■ Brief: Count the lines below that contain the word "запись" and give only the number.

### Listed records

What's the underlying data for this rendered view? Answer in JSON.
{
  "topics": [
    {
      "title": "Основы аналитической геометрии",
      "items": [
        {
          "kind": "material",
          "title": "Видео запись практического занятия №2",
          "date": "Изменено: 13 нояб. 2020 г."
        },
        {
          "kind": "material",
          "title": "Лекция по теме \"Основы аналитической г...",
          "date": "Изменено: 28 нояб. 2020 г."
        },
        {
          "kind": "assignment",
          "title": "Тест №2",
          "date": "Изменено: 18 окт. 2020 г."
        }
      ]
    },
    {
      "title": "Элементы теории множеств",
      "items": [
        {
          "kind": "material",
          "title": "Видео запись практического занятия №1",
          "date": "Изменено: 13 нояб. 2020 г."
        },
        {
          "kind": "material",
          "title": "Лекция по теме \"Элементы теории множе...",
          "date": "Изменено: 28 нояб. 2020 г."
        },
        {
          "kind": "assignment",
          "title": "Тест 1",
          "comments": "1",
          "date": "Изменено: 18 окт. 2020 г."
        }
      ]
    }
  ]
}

######

■ Output: 2